Written task
Can you print every record below exactly as written?

Rows
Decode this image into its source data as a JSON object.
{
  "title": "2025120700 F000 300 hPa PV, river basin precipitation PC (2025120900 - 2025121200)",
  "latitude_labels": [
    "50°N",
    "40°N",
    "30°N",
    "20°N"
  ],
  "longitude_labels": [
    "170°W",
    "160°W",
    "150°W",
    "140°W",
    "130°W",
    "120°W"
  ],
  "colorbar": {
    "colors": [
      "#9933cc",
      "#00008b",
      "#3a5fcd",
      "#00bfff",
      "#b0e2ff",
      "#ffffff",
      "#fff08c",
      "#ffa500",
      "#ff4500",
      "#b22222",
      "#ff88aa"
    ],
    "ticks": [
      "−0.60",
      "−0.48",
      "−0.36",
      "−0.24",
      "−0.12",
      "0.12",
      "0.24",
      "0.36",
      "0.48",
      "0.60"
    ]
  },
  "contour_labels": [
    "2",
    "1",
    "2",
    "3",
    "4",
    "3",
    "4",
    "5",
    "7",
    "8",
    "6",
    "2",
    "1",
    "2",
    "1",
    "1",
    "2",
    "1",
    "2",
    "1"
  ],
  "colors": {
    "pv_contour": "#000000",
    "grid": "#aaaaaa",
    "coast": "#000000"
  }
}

Task solution
Decode this image into its source data as a JSON object.
{
  "title": "2025120700 F000 300 hPa PV, river basin precipitation PC (2025120900 - 2025121200)",
  "latitude_labels": [
    "50°N",
    "40°N",
    "30°N",
    "20°N"
  ],
  "longitude_labels": [
    "170°W",
    "160°W",
    "150°W",
    "140°W",
    "130°W",
    "120°W"
  ],
  "colorbar": {
    "colors": [
      "#9933cc",
      "#00008b",
      "#3a5fcd",
      "#00bfff",
      "#b0e2ff",
      "#ffffff",
      "#fff08c",
      "#ffa500",
      "#ff4500",
      "#b22222",
      "#ff88aa"
    ],
    "ticks": [
      "−0.60",
      "−0.48",
      "−0.36",
      "−0.24",
      "−0.12",
      "0.12",
      "0.24",
      "0.36",
      "0.48",
      "0.60"
    ]
  },
  "contour_labels": [
    "2",
    "1",
    "2",
    "3",
    "4",
    "3",
    "4",
    "5",
    "7",
    "8",
    "6",
    "2",
    "1",
    "2",
    "1",
    "1",
    "2",
    "1",
    "2",
    "1"
  ],
  "colors": {
    "pv_contour": "#000000",
    "grid": "#aaaaaa",
    "coast": "#000000"
  }
}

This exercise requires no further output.